**Dataset rows about figures**

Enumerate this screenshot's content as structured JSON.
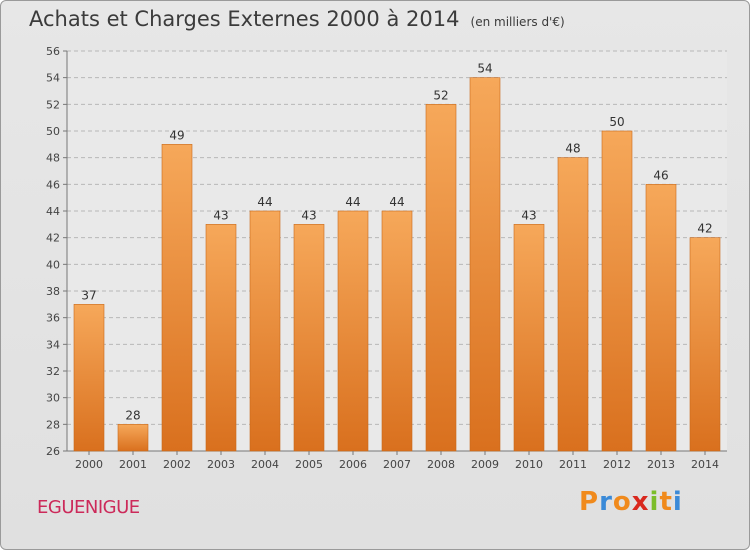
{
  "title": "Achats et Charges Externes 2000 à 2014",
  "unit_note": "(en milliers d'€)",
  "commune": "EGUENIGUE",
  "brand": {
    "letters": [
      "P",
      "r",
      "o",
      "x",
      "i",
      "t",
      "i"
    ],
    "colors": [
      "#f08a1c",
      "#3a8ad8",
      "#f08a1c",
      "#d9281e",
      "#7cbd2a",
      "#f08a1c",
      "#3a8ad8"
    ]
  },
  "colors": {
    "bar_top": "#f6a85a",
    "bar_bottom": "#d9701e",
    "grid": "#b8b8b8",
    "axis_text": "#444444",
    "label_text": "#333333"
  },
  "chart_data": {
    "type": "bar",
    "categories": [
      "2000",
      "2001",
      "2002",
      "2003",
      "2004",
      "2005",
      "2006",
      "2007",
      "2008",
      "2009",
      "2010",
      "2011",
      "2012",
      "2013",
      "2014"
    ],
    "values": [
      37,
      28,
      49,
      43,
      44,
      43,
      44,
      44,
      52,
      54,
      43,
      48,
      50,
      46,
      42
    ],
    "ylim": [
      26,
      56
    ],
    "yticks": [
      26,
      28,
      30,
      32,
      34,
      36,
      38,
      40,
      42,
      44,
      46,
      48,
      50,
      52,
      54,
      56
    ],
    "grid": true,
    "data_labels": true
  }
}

...

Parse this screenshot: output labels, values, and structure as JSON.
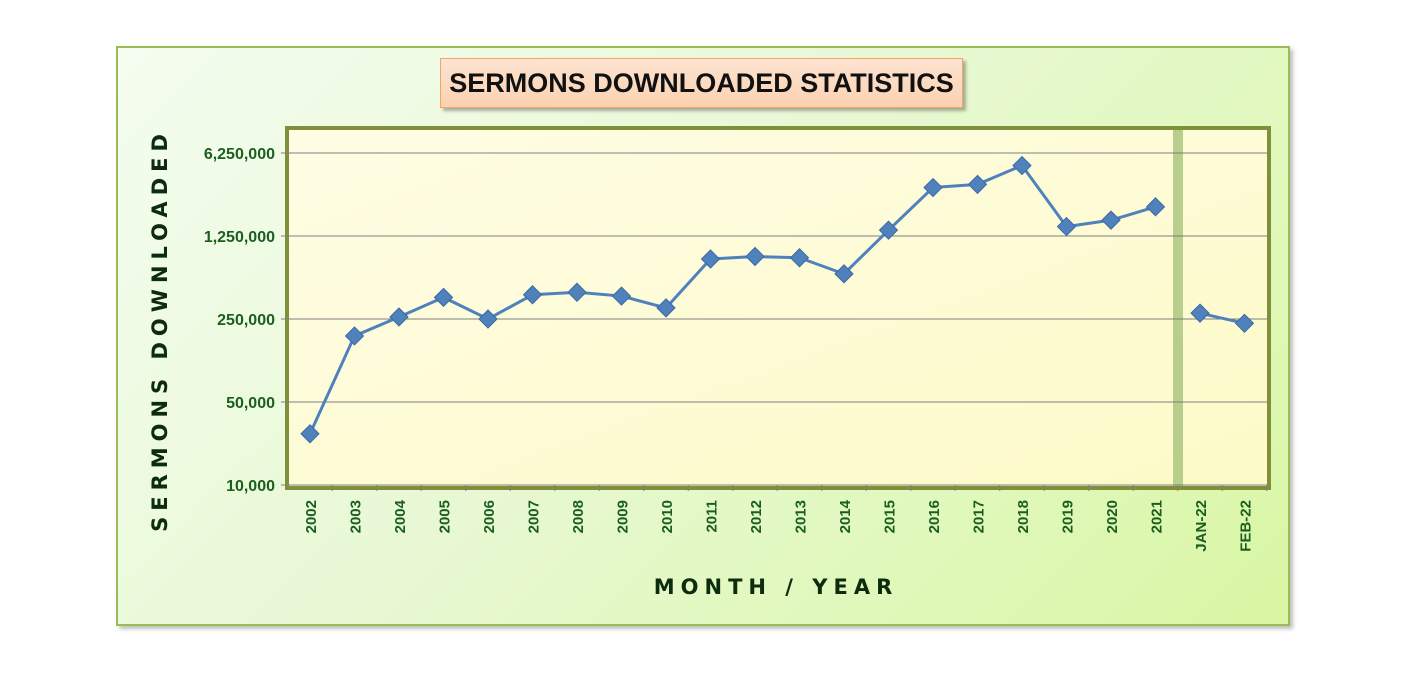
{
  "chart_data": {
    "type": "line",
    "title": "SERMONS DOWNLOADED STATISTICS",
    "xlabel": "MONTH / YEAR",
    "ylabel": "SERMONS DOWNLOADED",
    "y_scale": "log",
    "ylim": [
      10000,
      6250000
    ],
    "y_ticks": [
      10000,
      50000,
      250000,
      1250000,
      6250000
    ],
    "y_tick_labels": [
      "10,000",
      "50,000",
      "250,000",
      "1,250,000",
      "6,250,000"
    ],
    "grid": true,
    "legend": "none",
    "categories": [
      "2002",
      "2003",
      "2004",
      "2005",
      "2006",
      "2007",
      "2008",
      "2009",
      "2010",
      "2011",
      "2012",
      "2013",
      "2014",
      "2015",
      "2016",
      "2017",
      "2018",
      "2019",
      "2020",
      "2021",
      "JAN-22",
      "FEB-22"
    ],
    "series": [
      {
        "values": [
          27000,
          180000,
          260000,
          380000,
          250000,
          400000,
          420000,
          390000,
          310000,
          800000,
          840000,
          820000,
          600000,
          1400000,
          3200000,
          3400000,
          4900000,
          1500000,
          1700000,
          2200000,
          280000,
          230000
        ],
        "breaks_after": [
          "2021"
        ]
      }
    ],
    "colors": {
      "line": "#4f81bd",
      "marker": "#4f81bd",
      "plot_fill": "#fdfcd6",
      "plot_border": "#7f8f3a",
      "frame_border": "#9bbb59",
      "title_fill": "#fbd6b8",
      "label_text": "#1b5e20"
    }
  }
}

**TASK BRIEF**
Which lines hold the word "this"? Return all of them from the records above.

**CORRECT RESULT**
Enumerate this screenshot's content as structured JSON.
Parse this screenshot: output labels, values, and structure as JSON.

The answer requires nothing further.